What to do:
Word for word, copy all the data and drop the pictures.

Given data:
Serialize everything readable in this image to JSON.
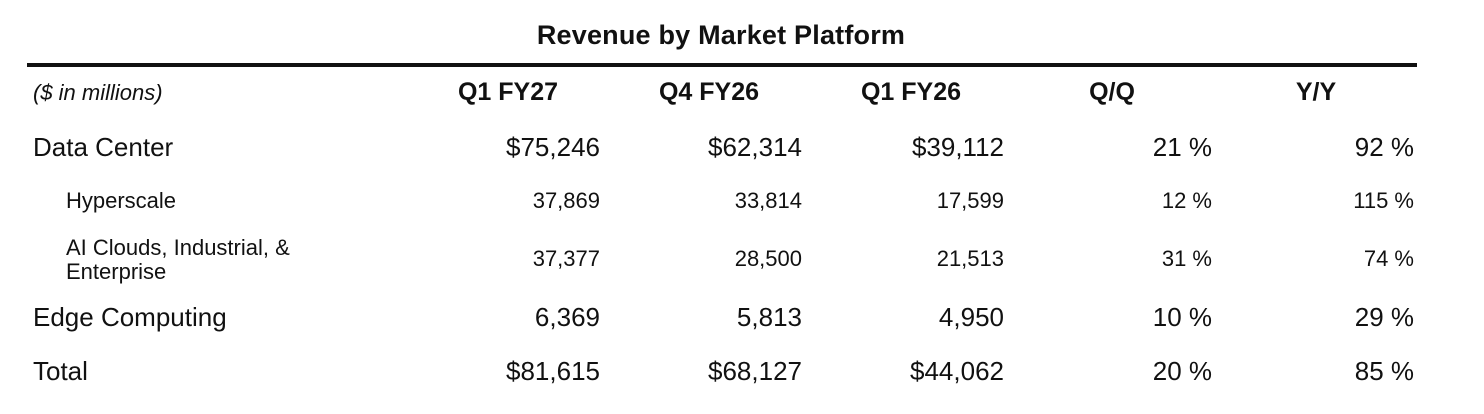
{
  "title": "Revenue by Market Platform",
  "header": {
    "units": "($ in millions)",
    "columns": [
      "Q1 FY27",
      "Q4 FY26",
      "Q1 FY26",
      "Q/Q",
      "Y/Y"
    ]
  },
  "rows": [
    {
      "label": "Data Center",
      "values": [
        "$75,246",
        "$62,314",
        "$39,112",
        "21 %",
        "92 %"
      ]
    },
    {
      "label": "Hyperscale",
      "values": [
        "37,869",
        "33,814",
        "17,599",
        "12 %",
        "115 %"
      ]
    },
    {
      "label": "AI Clouds, Industrial, & Enterprise",
      "values": [
        "37,377",
        "28,500",
        "21,513",
        "31 %",
        "74 %"
      ]
    },
    {
      "label": "Edge Computing",
      "values": [
        "6,369",
        "5,813",
        "4,950",
        "10 %",
        "29 %"
      ]
    },
    {
      "label": "Total",
      "values": [
        "$81,615",
        "$68,127",
        "$44,062",
        "20 %",
        "85 %"
      ]
    }
  ]
}
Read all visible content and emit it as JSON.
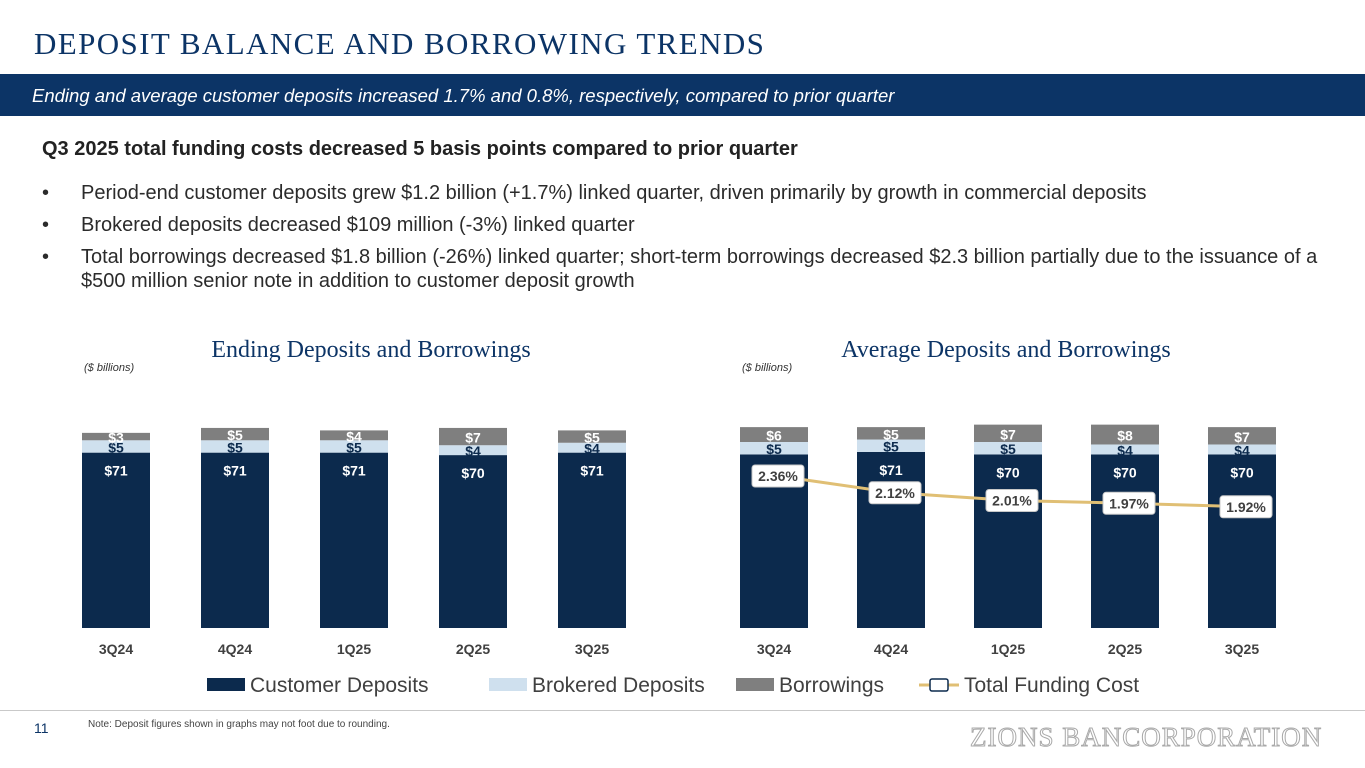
{
  "title": "DEPOSIT BALANCE AND BORROWING TRENDS",
  "banner": "Ending and average customer deposits increased 1.7% and 0.8%, respectively, compared to prior quarter",
  "headline": "Q3 2025 total funding costs decreased 5 basis points compared to prior quarter",
  "bullets": [
    "Period-end customer deposits grew $1.2 billion (+1.7%) linked quarter, driven primarily by growth in commercial deposits",
    "Brokered deposits decreased $109 million (-3%) linked quarter",
    "Total borrowings decreased $1.8 billion (-26%) linked quarter; short-term borrowings decreased $2.3 billion partially due to the issuance of a $500 million senior note in addition to customer deposit growth"
  ],
  "bullet_symbol": "•",
  "footer": {
    "page_number": "11",
    "note": "Note: Deposit figures shown in graphs may not foot due to rounding.",
    "logo": "ZIONS BANCORPORATION"
  },
  "colors": {
    "navy": "#0c3466",
    "customer_deposits": "#0c2a4d",
    "brokered_deposits": "#cfe0ee",
    "borrowings": "#7f7f7f",
    "funding_cost_line": "#e0bf74"
  },
  "legend": {
    "items": [
      "Customer Deposits",
      "Brokered Deposits",
      "Borrowings",
      "Total Funding Cost"
    ]
  },
  "chart_data": [
    {
      "type": "bar",
      "stacked": true,
      "title": "Ending Deposits and Borrowings",
      "unit_label": "($ billions)",
      "categories": [
        "3Q24",
        "4Q24",
        "1Q25",
        "2Q25",
        "3Q25"
      ],
      "series": [
        {
          "name": "Customer Deposits",
          "values": [
            71,
            71,
            71,
            70,
            71
          ],
          "labels": [
            "$71",
            "$71",
            "$71",
            "$70",
            "$71"
          ]
        },
        {
          "name": "Brokered Deposits",
          "values": [
            5,
            5,
            5,
            4,
            4
          ],
          "labels": [
            "$5",
            "$5",
            "$5",
            "$4",
            "$4"
          ]
        },
        {
          "name": "Borrowings",
          "values": [
            3,
            5,
            4,
            7,
            5
          ],
          "labels": [
            "$3",
            "$5",
            "$4",
            "$7",
            "$5"
          ]
        }
      ]
    },
    {
      "type": "bar",
      "stacked": true,
      "title": "Average Deposits and Borrowings",
      "unit_label": "($ billions)",
      "categories": [
        "3Q24",
        "4Q24",
        "1Q25",
        "2Q25",
        "3Q25"
      ],
      "series": [
        {
          "name": "Customer Deposits",
          "values": [
            70,
            71,
            70,
            70,
            70
          ],
          "labels": [
            "$70",
            "$71",
            "$70",
            "$70",
            "$70"
          ]
        },
        {
          "name": "Brokered Deposits",
          "values": [
            5,
            5,
            5,
            4,
            4
          ],
          "labels": [
            "$5",
            "$5",
            "$5",
            "$4",
            "$4"
          ]
        },
        {
          "name": "Borrowings",
          "values": [
            6,
            5,
            7,
            8,
            7
          ],
          "labels": [
            "$6",
            "$5",
            "$7",
            "$8",
            "$7"
          ]
        }
      ],
      "line": {
        "name": "Total Funding Cost",
        "values": [
          2.36,
          2.12,
          2.01,
          1.97,
          1.92
        ],
        "labels": [
          "2.36%",
          "2.12%",
          "2.01%",
          "1.97%",
          "1.92%"
        ]
      }
    }
  ]
}
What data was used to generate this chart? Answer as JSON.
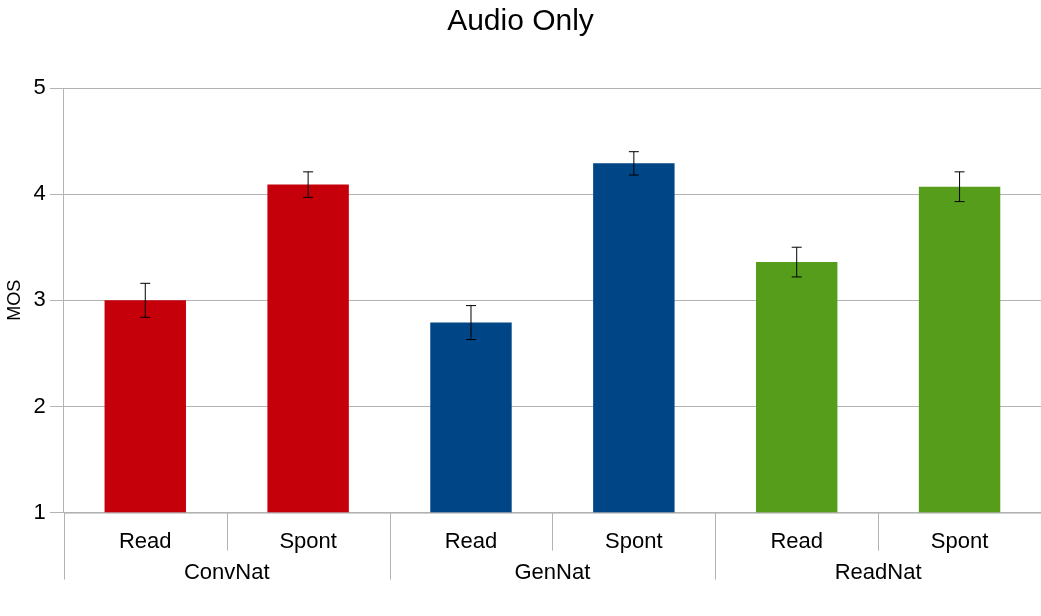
{
  "chart_data": {
    "type": "bar",
    "title": "Audio Only",
    "ylabel": "MOS",
    "categories": [
      "Read",
      "Spont",
      "Read",
      "Spont",
      "Read",
      "Spont"
    ],
    "values": [
      3.0,
      4.09,
      2.79,
      4.29,
      3.36,
      4.07
    ],
    "colors": [
      "#c5000b",
      "#c5000b",
      "#004586",
      "#004586",
      "#579d1c",
      "#579d1c"
    ],
    "errors": [
      0.16,
      0.12,
      0.16,
      0.11,
      0.14,
      0.14
    ],
    "annotations": [
      "ConvNat",
      "GenNat",
      "ReadNat"
    ],
    "ylim": [
      1,
      5
    ],
    "yticks": [
      1,
      2,
      3,
      4,
      5
    ],
    "grid": "y",
    "legend": false
  }
}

Task response:
Serialize everything readable in this image to JSON.
{
  "title": "Revenue by Market Platform",
  "header": {
    "units": "($ in millions)",
    "columns": [
      "Q1 FY27",
      "Q4 FY26",
      "Q1 FY26",
      "Q/Q",
      "Y/Y"
    ]
  },
  "rows": [
    {
      "label": "Data Center",
      "values": [
        "$75,246",
        "$62,314",
        "$39,112",
        "21 %",
        "92 %"
      ]
    },
    {
      "label": "Hyperscale",
      "values": [
        "37,869",
        "33,814",
        "17,599",
        "12 %",
        "115 %"
      ]
    },
    {
      "label": "AI Clouds, Industrial, & Enterprise",
      "values": [
        "37,377",
        "28,500",
        "21,513",
        "31 %",
        "74 %"
      ]
    },
    {
      "label": "Edge Computing",
      "values": [
        "6,369",
        "5,813",
        "4,950",
        "10 %",
        "29 %"
      ]
    },
    {
      "label": "Total",
      "values": [
        "$81,615",
        "$68,127",
        "$44,062",
        "20 %",
        "85 %"
      ]
    }
  ]
}
Read all visible content and emit it as JSON.
{
  "title": "DEPOSIT BALANCE AND BORROWING TRENDS",
  "banner": "Ending and average customer deposits increased 1.7% and 0.8%, respectively, compared to prior quarter",
  "headline": "Q3 2025 total funding costs decreased 5 basis points compared to prior quarter",
  "bullets": [
    "Period-end customer deposits grew $1.2 billion (+1.7%) linked quarter, driven primarily by growth in commercial deposits",
    "Brokered deposits decreased $109 million (-3%) linked quarter",
    "Total borrowings decreased $1.8 billion (-26%) linked quarter; short-term borrowings decreased $2.3 billion partially due to the issuance of a $500 million senior note in addition to customer deposit growth"
  ],
  "bullet_symbol": "•",
  "footer": {
    "page_number": "11",
    "note": "Note: Deposit figures shown in graphs may not foot due to rounding.",
    "logo": "ZIONS BANCORPORATION"
  },
  "colors": {
    "navy": "#0c3466",
    "customer_deposits": "#0c2a4d",
    "brokered_deposits": "#cfe0ee",
    "borrowings": "#7f7f7f",
    "funding_cost_line": "#e0bf74"
  },
  "legend": {
    "items": [
      "Customer Deposits",
      "Brokered Deposits",
      "Borrowings",
      "Total Funding Cost"
    ]
  },
  "chart_data": [
    {
      "type": "bar",
      "stacked": true,
      "title": "Ending Deposits and Borrowings",
      "unit_label": "($ billions)",
      "categories": [
        "3Q24",
        "4Q24",
        "1Q25",
        "2Q25",
        "3Q25"
      ],
      "series": [
        {
          "name": "Customer Deposits",
          "values": [
            71,
            71,
            71,
            70,
            71
          ],
          "labels": [
            "$71",
            "$71",
            "$71",
            "$70",
            "$71"
          ]
        },
        {
          "name": "Brokered Deposits",
          "values": [
            5,
            5,
            5,
            4,
            4
          ],
          "labels": [
            "$5",
            "$5",
            "$5",
            "$4",
            "$4"
          ]
        },
        {
          "name": "Borrowings",
          "values": [
            3,
            5,
            4,
            7,
            5
          ],
          "labels": [
            "$3",
            "$5",
            "$4",
            "$7",
            "$5"
          ]
        }
      ]
    },
    {
      "type": "bar",
      "stacked": true,
      "title": "Average Deposits and Borrowings",
      "unit_label": "($ billions)",
      "categories": [
        "3Q24",
        "4Q24",
        "1Q25",
        "2Q25",
        "3Q25"
      ],
      "series": [
        {
          "name": "Customer Deposits",
          "values": [
            70,
            71,
            70,
            70,
            70
          ],
          "labels": [
            "$70",
            "$71",
            "$70",
            "$70",
            "$70"
          ]
        },
        {
          "name": "Brokered Deposits",
          "values": [
            5,
            5,
            5,
            4,
            4
          ],
          "labels": [
            "$5",
            "$5",
            "$5",
            "$4",
            "$4"
          ]
        },
        {
          "name": "Borrowings",
          "values": [
            6,
            5,
            7,
            8,
            7
          ],
          "labels": [
            "$6",
            "$5",
            "$7",
            "$8",
            "$7"
          ]
        }
      ],
      "line": {
        "name": "Total Funding Cost",
        "values": [
          2.36,
          2.12,
          2.01,
          1.97,
          1.92
        ],
        "labels": [
          "2.36%",
          "2.12%",
          "2.01%",
          "1.97%",
          "1.92%"
        ]
      }
    }
  ]
}
What data was used to generate this chart? Answer as JSON.
{
  "chart_data": {
    "type": "bar",
    "title": "Audio Only",
    "ylabel": "MOS",
    "categories": [
      "Read",
      "Spont",
      "Read",
      "Spont",
      "Read",
      "Spont"
    ],
    "values": [
      3.0,
      4.09,
      2.79,
      4.29,
      3.36,
      4.07
    ],
    "colors": [
      "#c5000b",
      "#c5000b",
      "#004586",
      "#004586",
      "#579d1c",
      "#579d1c"
    ],
    "errors": [
      0.16,
      0.12,
      0.16,
      0.11,
      0.14,
      0.14
    ],
    "annotations": [
      "ConvNat",
      "GenNat",
      "ReadNat"
    ],
    "ylim": [
      1,
      5
    ],
    "yticks": [
      1,
      2,
      3,
      4,
      5
    ],
    "grid": "y",
    "legend": false
  }
}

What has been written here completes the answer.